### WHAT YOU ARE ASKED TO DO
Drop all images and give the records again exactly.
Start of PROVIDED RECORDS
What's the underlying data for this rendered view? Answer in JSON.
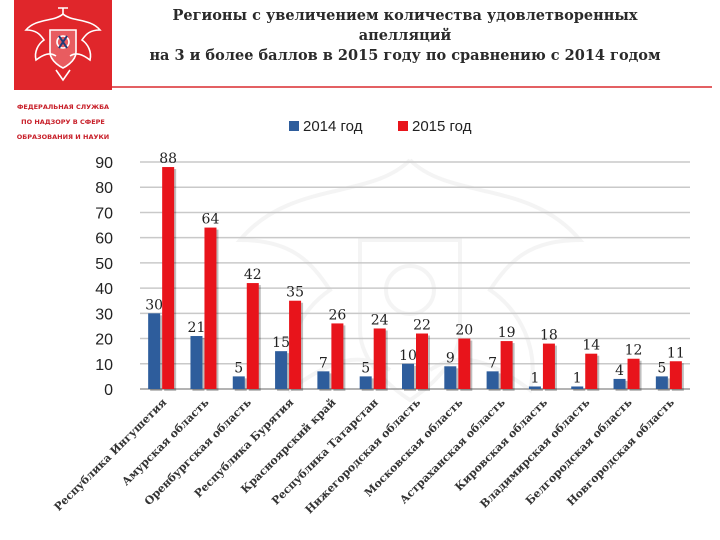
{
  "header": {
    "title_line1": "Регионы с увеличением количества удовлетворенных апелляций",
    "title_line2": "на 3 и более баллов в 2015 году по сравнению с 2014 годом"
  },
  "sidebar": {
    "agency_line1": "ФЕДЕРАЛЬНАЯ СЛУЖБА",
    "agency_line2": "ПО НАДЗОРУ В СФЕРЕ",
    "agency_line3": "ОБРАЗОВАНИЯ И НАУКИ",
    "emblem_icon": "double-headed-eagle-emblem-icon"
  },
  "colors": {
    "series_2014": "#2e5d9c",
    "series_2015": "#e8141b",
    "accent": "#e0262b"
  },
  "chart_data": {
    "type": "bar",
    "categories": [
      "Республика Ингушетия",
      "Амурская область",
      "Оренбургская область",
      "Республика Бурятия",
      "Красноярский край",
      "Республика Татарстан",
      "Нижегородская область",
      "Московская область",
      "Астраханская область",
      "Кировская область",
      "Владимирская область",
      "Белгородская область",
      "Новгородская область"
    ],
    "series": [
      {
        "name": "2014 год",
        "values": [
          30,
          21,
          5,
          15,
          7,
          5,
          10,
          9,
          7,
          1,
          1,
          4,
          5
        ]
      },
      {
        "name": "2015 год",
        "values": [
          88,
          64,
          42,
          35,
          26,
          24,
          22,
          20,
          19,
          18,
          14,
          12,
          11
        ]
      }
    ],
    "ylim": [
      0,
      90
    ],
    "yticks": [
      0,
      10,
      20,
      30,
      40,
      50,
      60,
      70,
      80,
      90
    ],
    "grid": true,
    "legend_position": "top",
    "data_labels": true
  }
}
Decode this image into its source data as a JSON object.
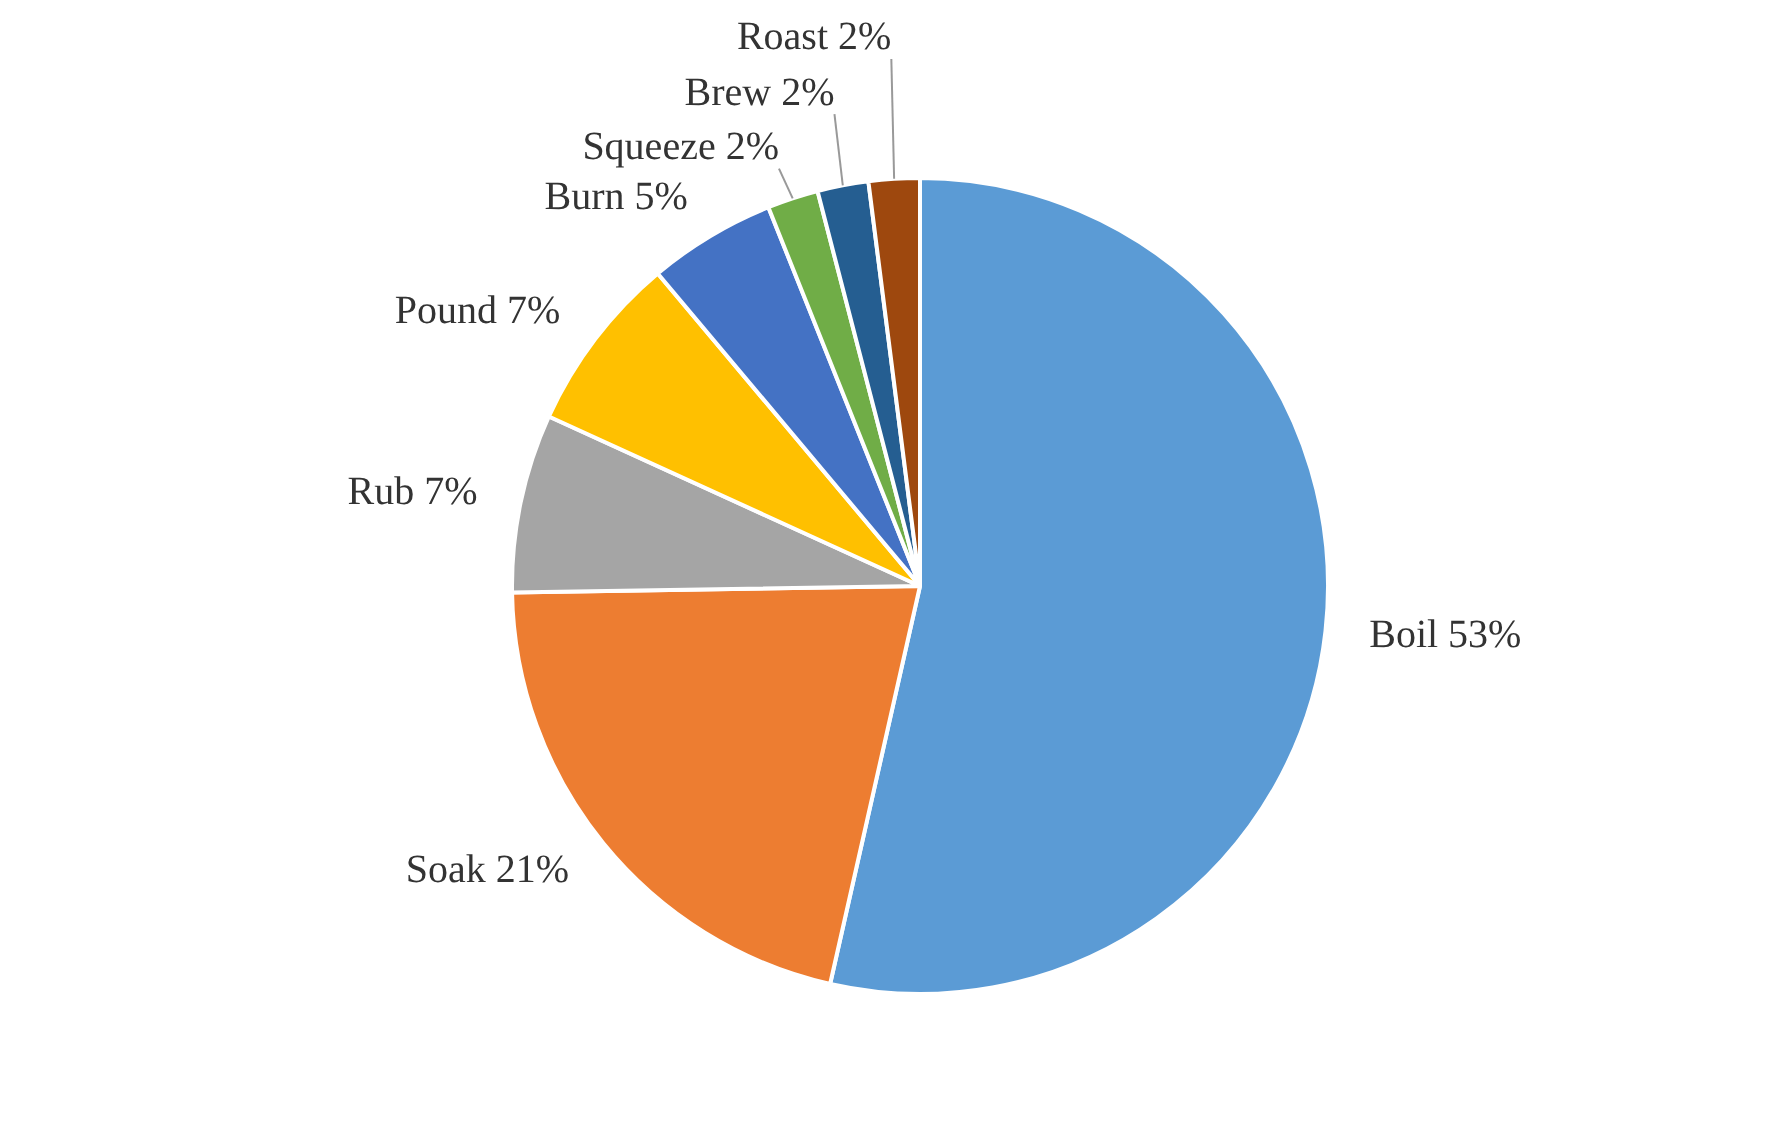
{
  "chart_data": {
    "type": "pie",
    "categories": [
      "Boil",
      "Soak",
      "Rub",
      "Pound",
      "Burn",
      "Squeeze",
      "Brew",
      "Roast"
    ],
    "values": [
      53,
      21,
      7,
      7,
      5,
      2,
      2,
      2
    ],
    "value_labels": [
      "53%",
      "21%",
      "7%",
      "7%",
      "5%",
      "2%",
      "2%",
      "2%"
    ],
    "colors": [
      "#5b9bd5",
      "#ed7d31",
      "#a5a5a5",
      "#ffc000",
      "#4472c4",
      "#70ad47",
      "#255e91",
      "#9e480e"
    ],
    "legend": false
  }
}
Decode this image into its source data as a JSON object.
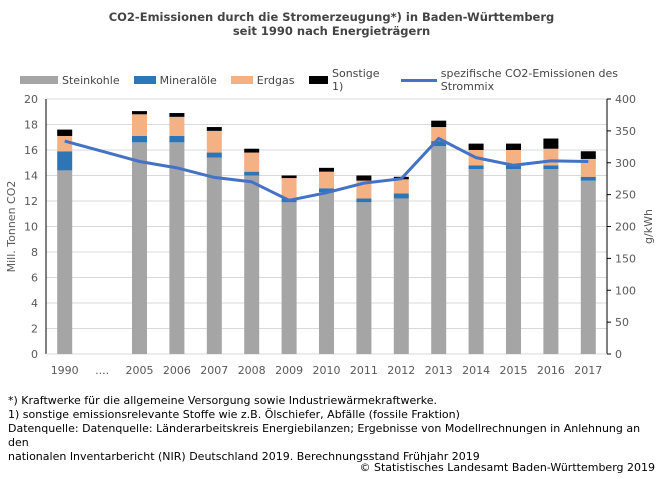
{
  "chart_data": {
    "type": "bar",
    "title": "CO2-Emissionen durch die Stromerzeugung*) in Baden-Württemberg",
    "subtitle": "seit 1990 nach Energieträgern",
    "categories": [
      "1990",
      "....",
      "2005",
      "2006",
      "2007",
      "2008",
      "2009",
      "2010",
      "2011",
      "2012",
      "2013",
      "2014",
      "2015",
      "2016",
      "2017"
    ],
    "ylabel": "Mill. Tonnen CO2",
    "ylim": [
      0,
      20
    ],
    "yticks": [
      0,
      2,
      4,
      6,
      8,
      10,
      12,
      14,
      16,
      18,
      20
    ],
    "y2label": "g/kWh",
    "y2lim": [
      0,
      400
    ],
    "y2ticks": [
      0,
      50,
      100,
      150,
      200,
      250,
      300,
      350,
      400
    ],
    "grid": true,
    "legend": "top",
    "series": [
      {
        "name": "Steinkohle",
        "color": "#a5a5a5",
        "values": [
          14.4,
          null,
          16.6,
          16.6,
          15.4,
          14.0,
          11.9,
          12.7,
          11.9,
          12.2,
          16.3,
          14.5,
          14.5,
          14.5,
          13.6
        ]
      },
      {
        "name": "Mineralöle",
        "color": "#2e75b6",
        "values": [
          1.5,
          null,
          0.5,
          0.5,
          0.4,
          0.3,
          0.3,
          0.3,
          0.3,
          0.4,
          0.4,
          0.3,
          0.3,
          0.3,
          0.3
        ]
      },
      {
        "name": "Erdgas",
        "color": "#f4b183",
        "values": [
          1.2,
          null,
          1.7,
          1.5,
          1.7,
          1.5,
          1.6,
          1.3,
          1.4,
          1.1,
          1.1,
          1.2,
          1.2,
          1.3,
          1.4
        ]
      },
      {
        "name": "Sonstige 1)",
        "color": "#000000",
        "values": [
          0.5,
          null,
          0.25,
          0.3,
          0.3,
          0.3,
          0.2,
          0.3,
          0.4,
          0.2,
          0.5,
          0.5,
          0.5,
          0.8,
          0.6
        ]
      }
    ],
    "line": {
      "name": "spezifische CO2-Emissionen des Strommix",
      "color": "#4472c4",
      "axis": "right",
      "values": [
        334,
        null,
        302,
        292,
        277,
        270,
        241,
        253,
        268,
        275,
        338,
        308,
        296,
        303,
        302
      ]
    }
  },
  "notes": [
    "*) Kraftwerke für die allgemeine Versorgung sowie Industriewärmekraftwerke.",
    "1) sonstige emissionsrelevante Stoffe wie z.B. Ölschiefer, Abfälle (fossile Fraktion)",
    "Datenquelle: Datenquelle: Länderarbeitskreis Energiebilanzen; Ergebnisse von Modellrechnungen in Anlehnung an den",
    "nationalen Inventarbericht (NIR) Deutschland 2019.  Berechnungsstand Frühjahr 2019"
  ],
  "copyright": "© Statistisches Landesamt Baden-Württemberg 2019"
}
End of PROVIDED RECORDS
### EXERCISE RESPONSE
What's the underlying data for this rendered view? Answer in JSON.
{
  "header": {
    "title_line1": "Регионы с увеличением количества удовлетворенных апелляций",
    "title_line2": "на 3 и более баллов в 2015 году по сравнению с 2014 годом"
  },
  "sidebar": {
    "agency_line1": "ФЕДЕРАЛЬНАЯ СЛУЖБА",
    "agency_line2": "ПО НАДЗОРУ В СФЕРЕ",
    "agency_line3": "ОБРАЗОВАНИЯ И НАУКИ",
    "emblem_icon": "double-headed-eagle-emblem-icon"
  },
  "colors": {
    "series_2014": "#2e5d9c",
    "series_2015": "#e8141b",
    "accent": "#e0262b"
  },
  "chart_data": {
    "type": "bar",
    "categories": [
      "Республика Ингушетия",
      "Амурская область",
      "Оренбургская область",
      "Республика Бурятия",
      "Красноярский край",
      "Республика Татарстан",
      "Нижегородская область",
      "Московская область",
      "Астраханская область",
      "Кировская область",
      "Владимирская область",
      "Белгородская область",
      "Новгородская область"
    ],
    "series": [
      {
        "name": "2014 год",
        "values": [
          30,
          21,
          5,
          15,
          7,
          5,
          10,
          9,
          7,
          1,
          1,
          4,
          5
        ]
      },
      {
        "name": "2015 год",
        "values": [
          88,
          64,
          42,
          35,
          26,
          24,
          22,
          20,
          19,
          18,
          14,
          12,
          11
        ]
      }
    ],
    "ylim": [
      0,
      90
    ],
    "yticks": [
      0,
      10,
      20,
      30,
      40,
      50,
      60,
      70,
      80,
      90
    ],
    "grid": true,
    "legend_position": "top",
    "data_labels": true
  }
}
Decode this image into its source data as a JSON object.
{
  "chart_data": {
    "type": "pie",
    "categories": [
      "Boil",
      "Soak",
      "Rub",
      "Pound",
      "Burn",
      "Squeeze",
      "Brew",
      "Roast"
    ],
    "values": [
      53,
      21,
      7,
      7,
      5,
      2,
      2,
      2
    ],
    "value_labels": [
      "53%",
      "21%",
      "7%",
      "7%",
      "5%",
      "2%",
      "2%",
      "2%"
    ],
    "colors": [
      "#5b9bd5",
      "#ed7d31",
      "#a5a5a5",
      "#ffc000",
      "#4472c4",
      "#70ad47",
      "#255e91",
      "#9e480e"
    ],
    "legend": false
  }
}
Decode this image into its source data as a JSON object.
{
  "chart_data": {
    "type": "bar",
    "title": "CO2-Emissionen durch die Stromerzeugung*) in Baden-Württemberg",
    "subtitle": "seit 1990 nach Energieträgern",
    "categories": [
      "1990",
      "....",
      "2005",
      "2006",
      "2007",
      "2008",
      "2009",
      "2010",
      "2011",
      "2012",
      "2013",
      "2014",
      "2015",
      "2016",
      "2017"
    ],
    "ylabel": "Mill. Tonnen CO2",
    "ylim": [
      0,
      20
    ],
    "yticks": [
      0,
      2,
      4,
      6,
      8,
      10,
      12,
      14,
      16,
      18,
      20
    ],
    "y2label": "g/kWh",
    "y2lim": [
      0,
      400
    ],
    "y2ticks": [
      0,
      50,
      100,
      150,
      200,
      250,
      300,
      350,
      400
    ],
    "grid": true,
    "legend": "top",
    "series": [
      {
        "name": "Steinkohle",
        "color": "#a5a5a5",
        "values": [
          14.4,
          null,
          16.6,
          16.6,
          15.4,
          14.0,
          11.9,
          12.7,
          11.9,
          12.2,
          16.3,
          14.5,
          14.5,
          14.5,
          13.6
        ]
      },
      {
        "name": "Mineralöle",
        "color": "#2e75b6",
        "values": [
          1.5,
          null,
          0.5,
          0.5,
          0.4,
          0.3,
          0.3,
          0.3,
          0.3,
          0.4,
          0.4,
          0.3,
          0.3,
          0.3,
          0.3
        ]
      },
      {
        "name": "Erdgas",
        "color": "#f4b183",
        "values": [
          1.2,
          null,
          1.7,
          1.5,
          1.7,
          1.5,
          1.6,
          1.3,
          1.4,
          1.1,
          1.1,
          1.2,
          1.2,
          1.3,
          1.4
        ]
      },
      {
        "name": "Sonstige 1)",
        "color": "#000000",
        "values": [
          0.5,
          null,
          0.25,
          0.3,
          0.3,
          0.3,
          0.2,
          0.3,
          0.4,
          0.2,
          0.5,
          0.5,
          0.5,
          0.8,
          0.6
        ]
      }
    ],
    "line": {
      "name": "spezifische CO2-Emissionen des Strommix",
      "color": "#4472c4",
      "axis": "right",
      "values": [
        334,
        null,
        302,
        292,
        277,
        270,
        241,
        253,
        268,
        275,
        338,
        308,
        296,
        303,
        302
      ]
    }
  },
  "notes": [
    "*) Kraftwerke für die allgemeine Versorgung sowie Industriewärmekraftwerke.",
    "1) sonstige emissionsrelevante Stoffe wie z.B. Ölschiefer, Abfälle (fossile Fraktion)",
    "Datenquelle: Datenquelle: Länderarbeitskreis Energiebilanzen; Ergebnisse von Modellrechnungen in Anlehnung an den",
    "nationalen Inventarbericht (NIR) Deutschland 2019.  Berechnungsstand Frühjahr 2019"
  ],
  "copyright": "© Statistisches Landesamt Baden-Württemberg 2019"
}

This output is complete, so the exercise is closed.